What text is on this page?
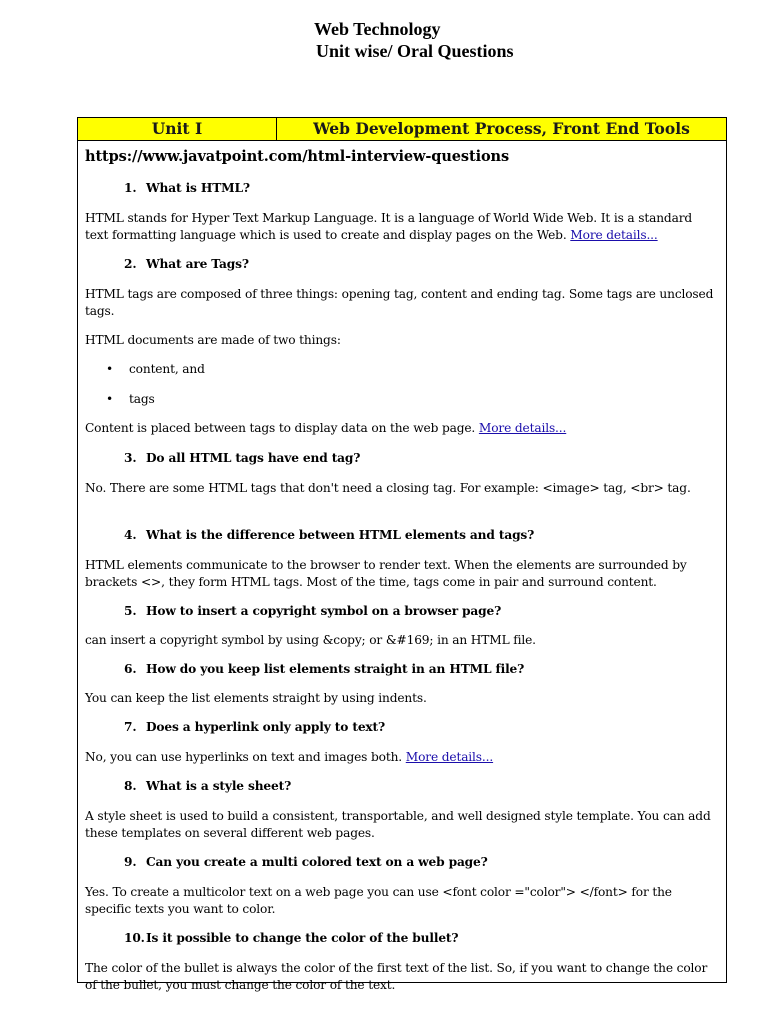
Web Technology
Unit wise/ Oral Questions
Unit I	Web Development Process, Front End Tools
https://www.javatpoint.com/html-interview-questions
1. What is HTML?
HTML stands for Hyper Text Markup Language. It is a language of World Wide Web. It is a standard text formatting language which is used to create and display pages on the Web. More details...
2. What are Tags?
HTML tags are composed of three things: opening tag, content and ending tag. Some tags are unclosed tags.
HTML documents are made of two things:
• content, and
• tags
Content is placed between tags to display data on the web page. More details...
3. Do all HTML tags have end tag?
No. There are some HTML tags that don't need a closing tag. For example: <image> tag, <br> tag.
4. What is the difference between HTML elements and tags?
HTML elements communicate to the browser to render text. When the elements are surrounded by brackets <>, they form HTML tags. Most of the time, tags come in pair and surround content.
5. How to insert a copyright symbol on a browser page?
can insert a copyright symbol by using &copy; or &#169; in an HTML file.
6. How do you keep list elements straight in an HTML file?
You can keep the list elements straight by using indents.
7. Does a hyperlink only apply to text?
No, you can use hyperlinks on text and images both. More details...
8. What is a style sheet?
A style sheet is used to build a consistent, transportable, and well designed style template. You can add these templates on several different web pages.
9. Can you create a multi colored text on a web page?
Yes. To create a multicolor text on a web page you can use <font color ="color"> </font> for the specific texts you want to color.
10.Is it possible to change the color of the bullet?
The color of the bullet is always the color of the first text of the list. So, if you want to change the color of the bullet, you must change the color of the text.
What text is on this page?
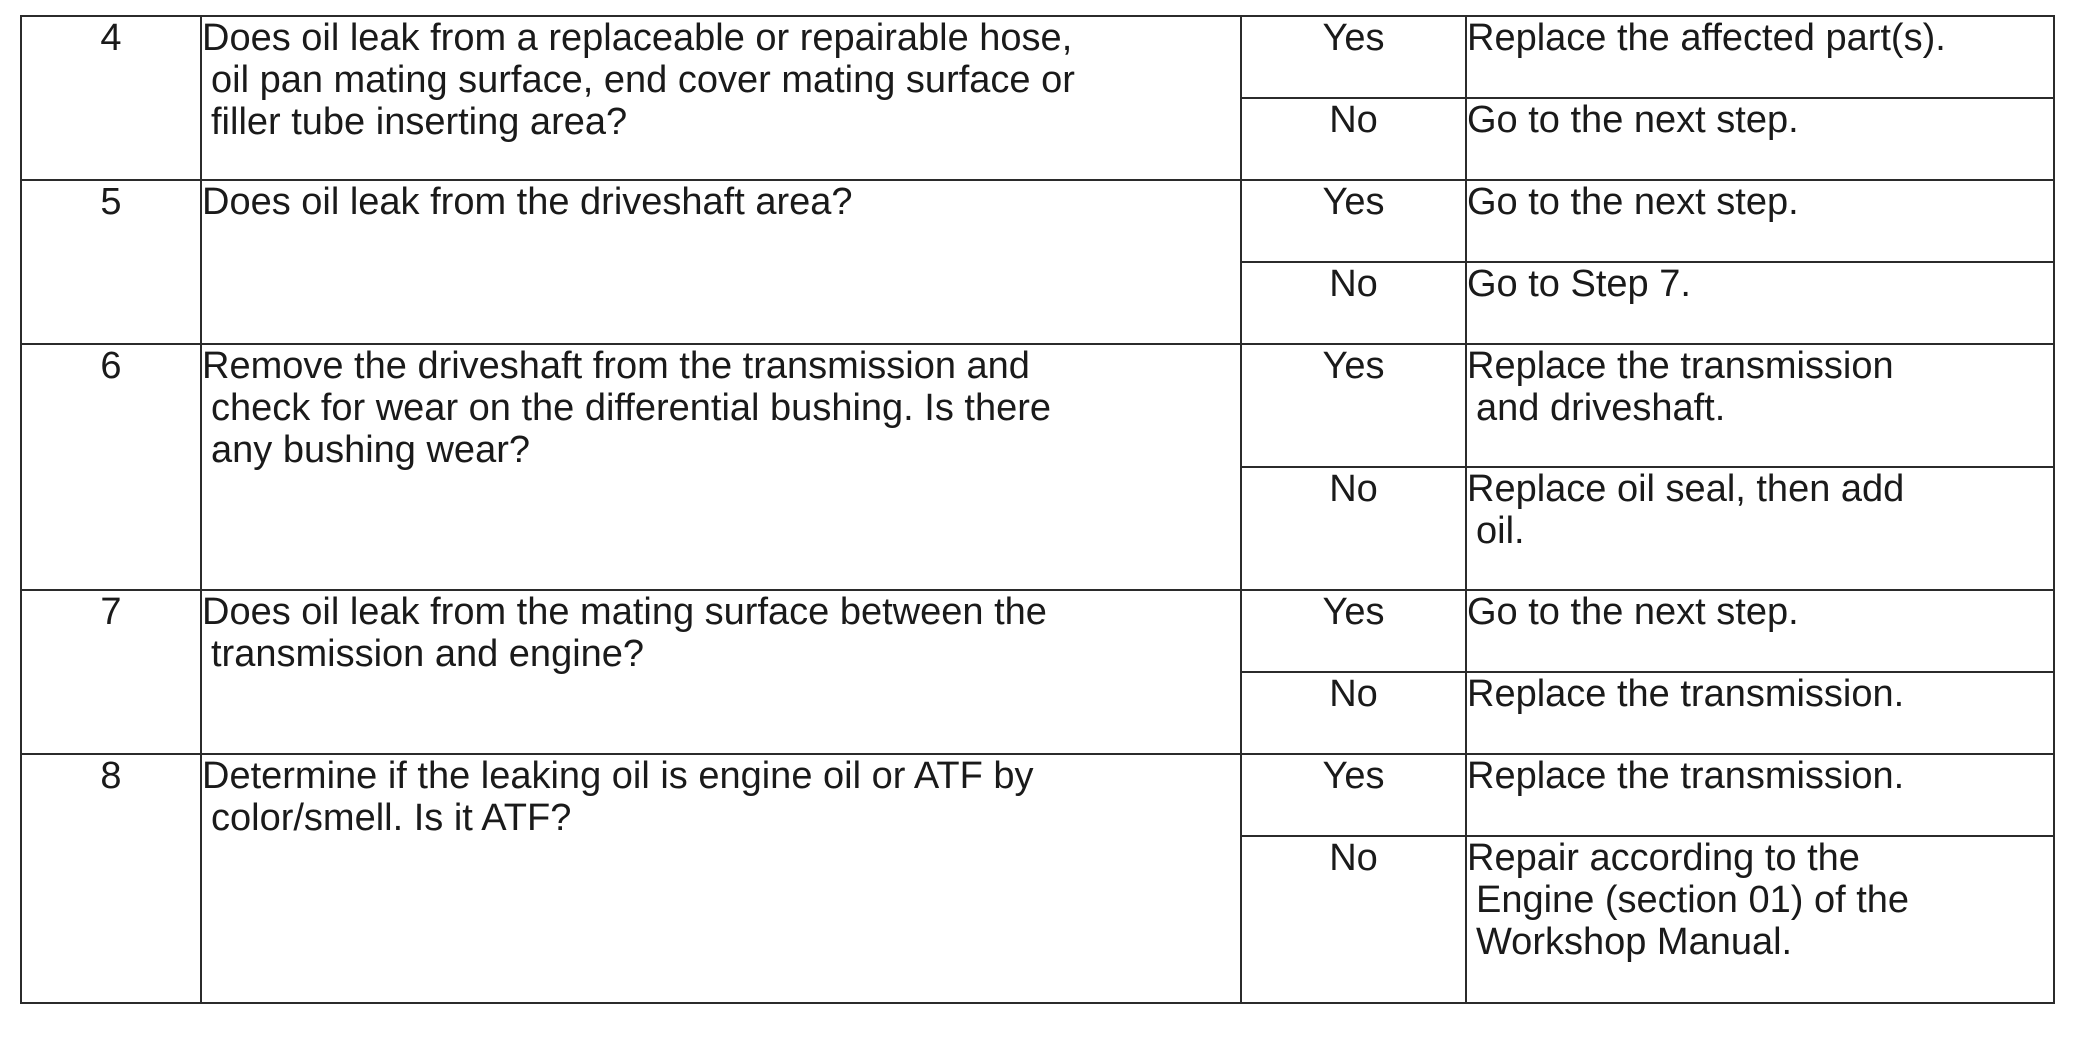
4	Does oil leak from a replaceable or repairable hose,
oil pan mating surface, end cover mating surface or
filler tube inserting area?	Yes	Replace the affected part(s).

		No	Go to the next step.

5	Does oil leak from the driveshaft area?	Yes	Go to the next step.

		No	Go to Step 7.

6	Remove the driveshaft from the transmission and
check for wear on the differential bushing. Is there
any bushing wear?	Yes	Replace the transmission
and driveshaft.

		No	Replace oil seal, then add
oil.

7	Does oil leak from the mating surface between the
transmission and engine?	Yes	Go to the next step.

		No	Replace the transmission.

8	Determine if the leaking oil is engine oil or ATF by
color/smell. Is it ATF?	Yes	Replace the transmission.

		No	Repair according to the
Engine (section 01) of the
Workshop Manual.
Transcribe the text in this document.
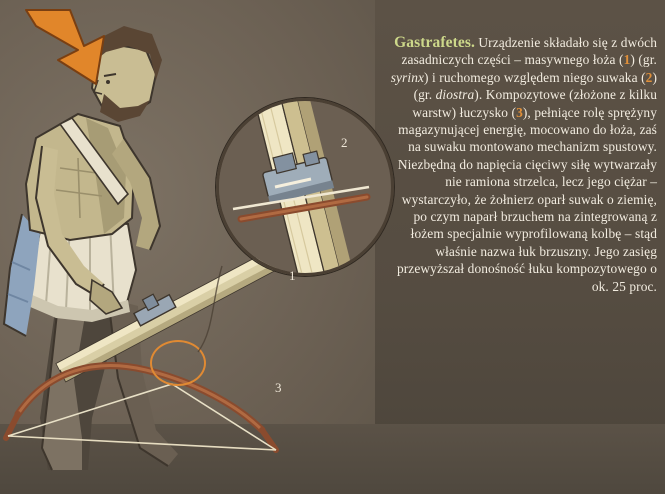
1
2
3
Gastrafetes. Urządzenie składało się z dwóch zasadniczych części – masywnego łoża (1) (gr. syrinx) i ruchomego względem niego suwaka (2) (gr. diostra). Kompozytowe (złożone z kilku warstw) łuczysko (3), pełniące rolę sprężyny magazynującej energię, mocowano do łoża, zaś na suwaku montowano mechanizm spustowy. Niezbędną do napięcia cięciwy siłę wytwarzały nie ramiona strzelca, lecz jego ciężar – wystarczyło, że żołnierz oparł suwak o ziemię, po czym naparł brzuchem na zintegrowaną z łożem specjalnie wyprofilowaną kolbę – stąd właśnie nazwa łuk brzuszny. Jego zasięg przewyższał donośność łuku kompozytowego o ok. 25 proc.
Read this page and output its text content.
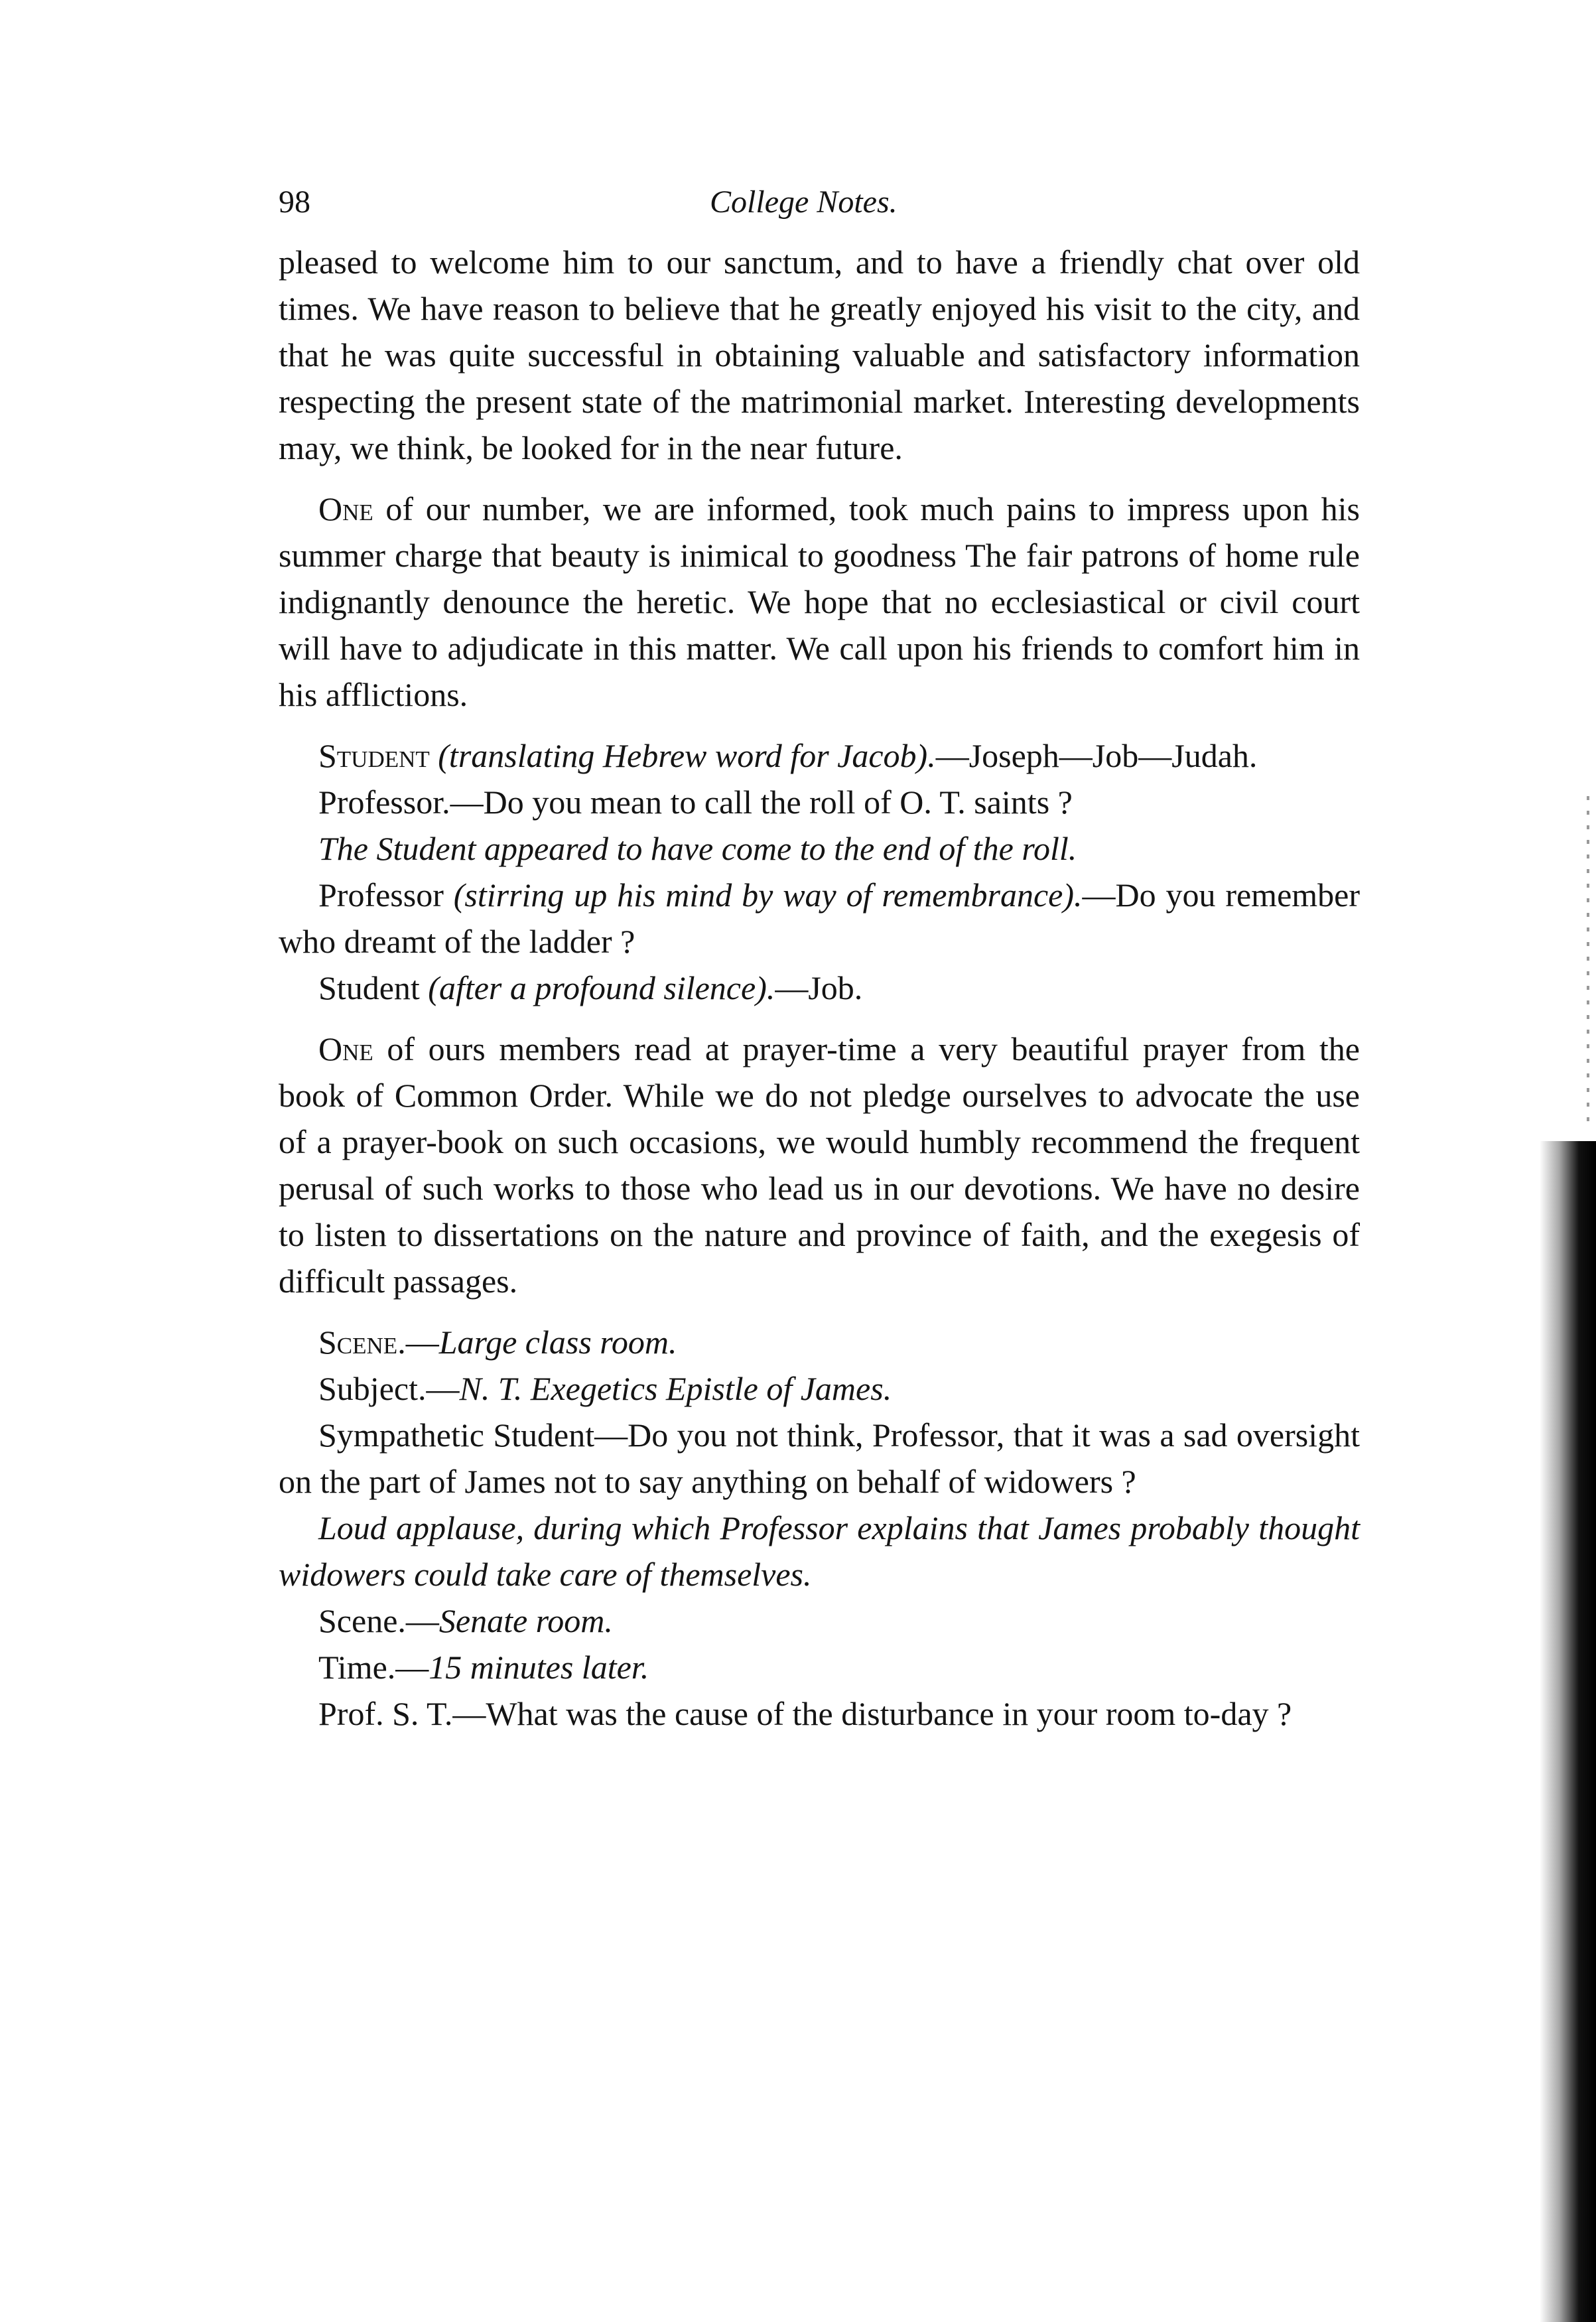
98	College Notes.

pleased to welcome him to our sanctum, and to have a friendly chat over old times. We have reason to believe that he greatly enjoyed his visit to the city, and that he was quite successful in obtaining valuable and satisfactory information respecting the present state of the matrimonial market. Interesting developments may, we think, be looked for in the near future.

One of our number, we are informed, took much pains to impress upon his summer charge that beauty is inimical to goodness The fair patrons of home rule indignantly denounce the heretic. We hope that no ecclesiastical or civil court will have to adjudicate in this matter. We call upon his friends to comfort him in his afflictions.

Student (translating Hebrew word for Jacob).—Joseph—Job—Judah.

Professor.—Do you mean to call the roll of O. T. saints ?

The Student appeared to have come to the end of the roll.

Professor (stirring up his mind by way of remembrance).—Do you remember who dreamt of the ladder ?

Student (after a profound silence).—Job.

One of ours members read at prayer-time a very beautiful prayer from the book of Common Order. While we do not pledge ourselves to advocate the use of a prayer-book on such occasions, we would humbly recommend the frequent perusal of such works to those who lead us in our devotions. We have no desire to listen to dissertations on the nature and province of faith, and the exegesis of difficult passages.

Scene.—Large class room.

Subject.—N. T. Exegetics Epistle of James.

Sympathetic Student—Do you not think, Professor, that it was a sad oversight on the part of James not to say anything on behalf of widowers ?

Loud applause, during which Professor explains that James probably thought widowers could take care of themselves.

Scene.—Senate room.

Time.—15 minutes later.

Prof. S. T.—What was the cause of the disturbance in your room to-day ?
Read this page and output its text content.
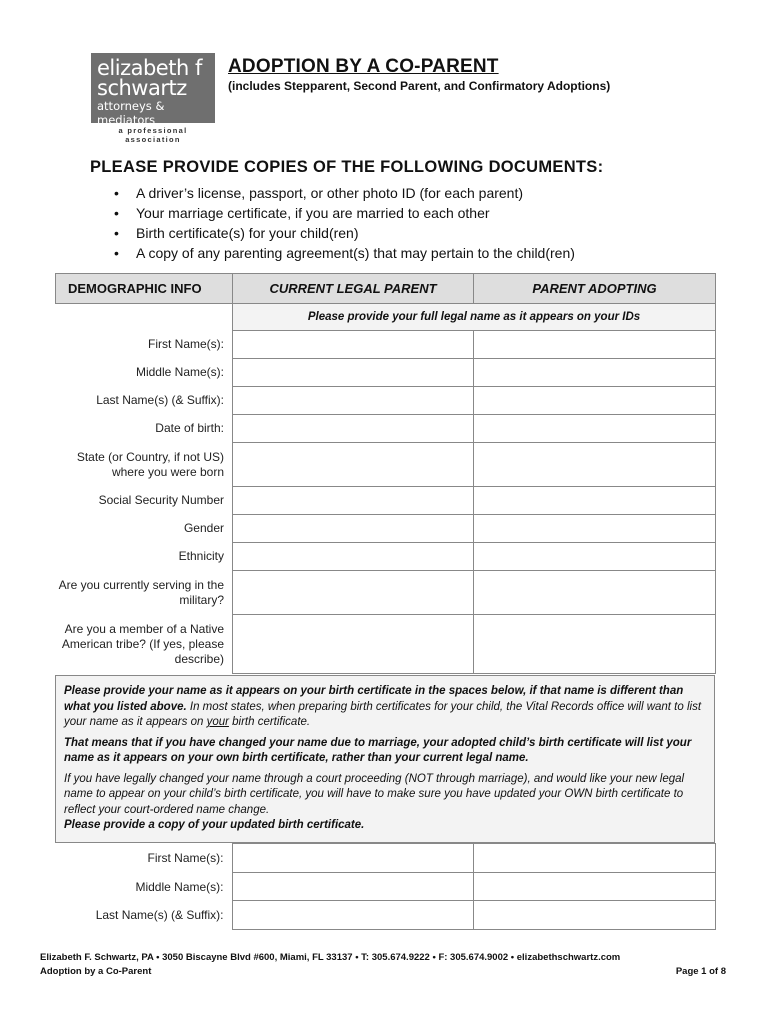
elizabeth f
schwartz
attorneys & mediators
a professional association
ADOPTION BY A CO-PARENT
(includes Stepparent, Second Parent, and Confirmatory Adoptions)
PLEASE PROVIDE COPIES OF THE FOLLOWING DOCUMENTS:
• A driver’s license, passport, or other photo ID (for each parent)
• Your marriage certificate, if you are married to each other
• Birth certificate(s) for your child(ren)
• A copy of any parenting agreement(s) that may pertain to the child(ren)
DEMOGRAPHIC INFO	CURRENT LEGAL PARENT	PARENT ADOPTING
	Please provide your full legal name as it appears on your IDs	
First Name(s):		
Middle Name(s):		
Last Name(s) (& Suffix):		
Date of birth:		
State (or Country, if not US) where you were born		
Social Security Number		
Gender		
Ethnicity		
Are you currently serving in the military?		
Are you a member of a Native American tribe? (If yes, please describe)		

Please provide your name as it appears on your birth certificate in the spaces below, if that name is different than what you listed above. In most states, when preparing birth certificates for your child, the Vital Records office will want to list your name as it appears on your birth certificate.

That means that if you have changed your name due to marriage, your adopted child’s birth certificate will list your name as it appears on your own birth certificate, rather than your current legal name.

If you have legally changed your name through a court proceeding (NOT through marriage), and would like your new legal name to appear on your child’s birth certificate, you will have to make sure you have updated your OWN birth certificate to reflect your court-ordered name change.
Please provide a copy of your updated birth certificate.

First Name(s):		
Middle Name(s):		
Last Name(s) (& Suffix):		
Elizabeth F. Schwartz, PA • 3050 Biscayne Blvd #600, Miami, FL 33137 • T: 305.674.9222 • F: 305.674.9002 • elizabethschwartz.com
Adoption by a Co-Parent	Page 1 of 8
☆ ☆ ☆ ☆ ☆
- Problem to solve -
Above are some records. Report the number of their lines that include "using", and add nothing else.

- Task response -
2